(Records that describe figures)

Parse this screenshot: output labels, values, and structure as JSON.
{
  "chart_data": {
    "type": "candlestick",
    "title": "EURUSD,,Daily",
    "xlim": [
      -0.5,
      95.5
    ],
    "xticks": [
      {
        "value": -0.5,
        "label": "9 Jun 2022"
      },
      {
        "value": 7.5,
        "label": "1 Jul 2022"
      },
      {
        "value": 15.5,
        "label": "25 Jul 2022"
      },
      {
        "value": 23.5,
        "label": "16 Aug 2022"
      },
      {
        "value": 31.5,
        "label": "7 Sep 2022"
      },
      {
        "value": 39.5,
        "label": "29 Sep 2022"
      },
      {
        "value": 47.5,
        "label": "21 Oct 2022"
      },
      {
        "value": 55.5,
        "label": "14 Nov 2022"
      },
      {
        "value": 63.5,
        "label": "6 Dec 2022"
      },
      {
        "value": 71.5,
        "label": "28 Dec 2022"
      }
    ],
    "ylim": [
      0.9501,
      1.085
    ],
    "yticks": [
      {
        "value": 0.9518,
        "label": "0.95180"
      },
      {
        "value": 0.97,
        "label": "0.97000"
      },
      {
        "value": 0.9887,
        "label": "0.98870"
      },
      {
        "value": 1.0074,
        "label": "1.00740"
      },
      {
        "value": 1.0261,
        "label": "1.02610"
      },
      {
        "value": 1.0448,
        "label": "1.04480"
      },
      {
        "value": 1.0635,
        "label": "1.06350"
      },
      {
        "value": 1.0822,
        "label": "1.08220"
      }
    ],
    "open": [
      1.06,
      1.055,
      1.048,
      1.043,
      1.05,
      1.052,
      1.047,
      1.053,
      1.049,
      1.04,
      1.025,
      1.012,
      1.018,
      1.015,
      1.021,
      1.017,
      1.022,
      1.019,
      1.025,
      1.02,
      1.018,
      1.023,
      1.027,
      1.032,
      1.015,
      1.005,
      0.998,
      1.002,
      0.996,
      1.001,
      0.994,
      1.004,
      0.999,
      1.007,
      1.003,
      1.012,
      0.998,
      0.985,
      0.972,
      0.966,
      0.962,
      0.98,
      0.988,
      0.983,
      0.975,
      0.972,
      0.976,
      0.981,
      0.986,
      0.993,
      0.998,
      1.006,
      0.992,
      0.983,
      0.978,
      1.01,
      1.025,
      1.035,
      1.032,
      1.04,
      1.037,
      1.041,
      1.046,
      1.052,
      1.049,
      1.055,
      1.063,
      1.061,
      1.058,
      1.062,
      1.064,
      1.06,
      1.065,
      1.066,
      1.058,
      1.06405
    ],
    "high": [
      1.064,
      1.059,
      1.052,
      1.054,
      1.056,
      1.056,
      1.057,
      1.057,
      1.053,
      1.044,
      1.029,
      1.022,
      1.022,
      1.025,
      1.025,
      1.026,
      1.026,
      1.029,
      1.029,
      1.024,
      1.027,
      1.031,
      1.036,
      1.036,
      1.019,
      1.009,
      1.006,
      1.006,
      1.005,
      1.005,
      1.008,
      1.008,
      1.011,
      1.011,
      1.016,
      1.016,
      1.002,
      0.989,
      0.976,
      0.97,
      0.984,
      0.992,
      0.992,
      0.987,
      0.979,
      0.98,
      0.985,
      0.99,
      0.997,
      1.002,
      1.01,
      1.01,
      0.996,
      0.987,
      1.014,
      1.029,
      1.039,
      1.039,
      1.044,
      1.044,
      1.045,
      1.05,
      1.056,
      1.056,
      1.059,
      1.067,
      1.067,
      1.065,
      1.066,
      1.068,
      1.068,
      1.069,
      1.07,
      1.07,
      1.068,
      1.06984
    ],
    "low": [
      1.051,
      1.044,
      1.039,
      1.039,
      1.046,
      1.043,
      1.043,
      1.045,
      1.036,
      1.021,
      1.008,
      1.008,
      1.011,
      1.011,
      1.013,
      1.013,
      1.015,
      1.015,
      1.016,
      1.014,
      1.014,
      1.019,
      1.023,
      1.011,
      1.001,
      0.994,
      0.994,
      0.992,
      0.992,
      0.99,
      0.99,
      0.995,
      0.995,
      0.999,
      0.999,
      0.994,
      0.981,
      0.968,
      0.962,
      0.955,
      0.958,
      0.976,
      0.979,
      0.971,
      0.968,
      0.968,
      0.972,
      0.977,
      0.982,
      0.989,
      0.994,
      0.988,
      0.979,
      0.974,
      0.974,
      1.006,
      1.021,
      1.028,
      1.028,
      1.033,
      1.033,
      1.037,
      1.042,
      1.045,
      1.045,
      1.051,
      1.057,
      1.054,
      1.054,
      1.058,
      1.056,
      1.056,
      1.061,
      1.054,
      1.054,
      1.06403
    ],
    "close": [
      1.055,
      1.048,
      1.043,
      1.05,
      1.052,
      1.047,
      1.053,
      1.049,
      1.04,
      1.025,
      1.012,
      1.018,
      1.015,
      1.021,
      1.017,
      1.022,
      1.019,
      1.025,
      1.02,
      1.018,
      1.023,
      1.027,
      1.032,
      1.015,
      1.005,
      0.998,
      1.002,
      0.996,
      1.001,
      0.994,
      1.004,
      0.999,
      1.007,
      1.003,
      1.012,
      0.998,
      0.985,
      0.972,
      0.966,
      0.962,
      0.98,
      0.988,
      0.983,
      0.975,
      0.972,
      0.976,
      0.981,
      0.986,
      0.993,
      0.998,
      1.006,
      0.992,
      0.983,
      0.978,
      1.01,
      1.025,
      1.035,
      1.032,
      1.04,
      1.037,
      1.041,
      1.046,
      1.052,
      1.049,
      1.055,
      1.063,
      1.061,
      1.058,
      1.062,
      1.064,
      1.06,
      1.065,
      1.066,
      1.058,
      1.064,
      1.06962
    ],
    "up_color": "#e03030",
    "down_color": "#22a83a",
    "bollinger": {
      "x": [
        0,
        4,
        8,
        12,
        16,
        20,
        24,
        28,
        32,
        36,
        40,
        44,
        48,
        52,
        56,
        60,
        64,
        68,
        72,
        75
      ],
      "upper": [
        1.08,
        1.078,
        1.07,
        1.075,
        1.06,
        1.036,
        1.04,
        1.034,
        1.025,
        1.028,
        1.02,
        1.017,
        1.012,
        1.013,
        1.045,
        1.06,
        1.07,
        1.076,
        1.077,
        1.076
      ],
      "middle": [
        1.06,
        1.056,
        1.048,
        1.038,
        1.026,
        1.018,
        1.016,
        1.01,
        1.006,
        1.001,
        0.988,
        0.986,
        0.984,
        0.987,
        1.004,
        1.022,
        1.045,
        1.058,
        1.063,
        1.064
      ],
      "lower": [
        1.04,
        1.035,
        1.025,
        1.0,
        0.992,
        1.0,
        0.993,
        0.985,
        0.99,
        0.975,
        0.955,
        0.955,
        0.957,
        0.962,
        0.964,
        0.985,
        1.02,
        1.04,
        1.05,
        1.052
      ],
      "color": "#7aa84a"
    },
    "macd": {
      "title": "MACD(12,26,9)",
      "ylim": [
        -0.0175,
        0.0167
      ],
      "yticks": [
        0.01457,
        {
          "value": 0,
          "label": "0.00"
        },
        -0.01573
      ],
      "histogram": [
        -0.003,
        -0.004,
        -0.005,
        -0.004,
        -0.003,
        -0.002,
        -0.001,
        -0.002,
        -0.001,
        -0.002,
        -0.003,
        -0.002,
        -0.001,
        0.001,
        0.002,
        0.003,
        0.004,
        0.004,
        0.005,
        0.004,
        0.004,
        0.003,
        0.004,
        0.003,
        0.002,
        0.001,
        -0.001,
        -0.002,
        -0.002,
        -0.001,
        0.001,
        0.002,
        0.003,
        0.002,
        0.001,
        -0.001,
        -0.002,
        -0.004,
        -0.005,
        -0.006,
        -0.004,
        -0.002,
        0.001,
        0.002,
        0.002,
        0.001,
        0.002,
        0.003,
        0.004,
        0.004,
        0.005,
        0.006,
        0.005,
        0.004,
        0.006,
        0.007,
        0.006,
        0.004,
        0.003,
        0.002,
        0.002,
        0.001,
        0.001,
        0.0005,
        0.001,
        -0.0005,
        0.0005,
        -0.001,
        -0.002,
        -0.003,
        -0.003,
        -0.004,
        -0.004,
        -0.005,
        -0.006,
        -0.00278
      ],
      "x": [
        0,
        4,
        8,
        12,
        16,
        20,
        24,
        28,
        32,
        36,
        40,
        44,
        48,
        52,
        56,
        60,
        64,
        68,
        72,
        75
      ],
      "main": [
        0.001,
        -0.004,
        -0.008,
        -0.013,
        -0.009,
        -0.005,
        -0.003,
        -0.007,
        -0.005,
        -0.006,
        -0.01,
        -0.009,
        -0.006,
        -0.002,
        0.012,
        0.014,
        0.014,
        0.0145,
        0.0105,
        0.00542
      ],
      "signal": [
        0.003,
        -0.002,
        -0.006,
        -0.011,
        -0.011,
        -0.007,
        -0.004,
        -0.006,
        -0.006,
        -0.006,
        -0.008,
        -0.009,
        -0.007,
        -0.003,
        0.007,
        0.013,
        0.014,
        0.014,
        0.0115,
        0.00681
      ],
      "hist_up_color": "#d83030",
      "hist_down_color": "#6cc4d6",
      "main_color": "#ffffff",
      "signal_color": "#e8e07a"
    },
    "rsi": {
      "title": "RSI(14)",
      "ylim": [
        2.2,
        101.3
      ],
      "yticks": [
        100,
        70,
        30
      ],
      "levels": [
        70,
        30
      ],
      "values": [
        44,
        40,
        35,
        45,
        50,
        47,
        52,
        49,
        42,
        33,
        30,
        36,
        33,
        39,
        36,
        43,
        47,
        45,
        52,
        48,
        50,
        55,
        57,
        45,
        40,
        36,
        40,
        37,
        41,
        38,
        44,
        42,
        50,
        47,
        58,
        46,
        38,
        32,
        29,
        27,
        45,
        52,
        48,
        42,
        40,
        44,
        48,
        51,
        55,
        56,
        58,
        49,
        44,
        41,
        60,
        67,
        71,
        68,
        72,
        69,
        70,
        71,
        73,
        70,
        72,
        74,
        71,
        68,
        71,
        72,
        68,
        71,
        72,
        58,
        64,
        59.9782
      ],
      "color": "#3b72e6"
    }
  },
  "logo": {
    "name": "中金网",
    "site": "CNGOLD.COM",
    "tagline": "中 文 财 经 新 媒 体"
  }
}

Task description. Show all lines in the entries above where the word "title" appears.

Output.
    "title": "EURUSD,,Daily",
      "title": "MACD(12,26,9)",
      "title": "RSI(14)",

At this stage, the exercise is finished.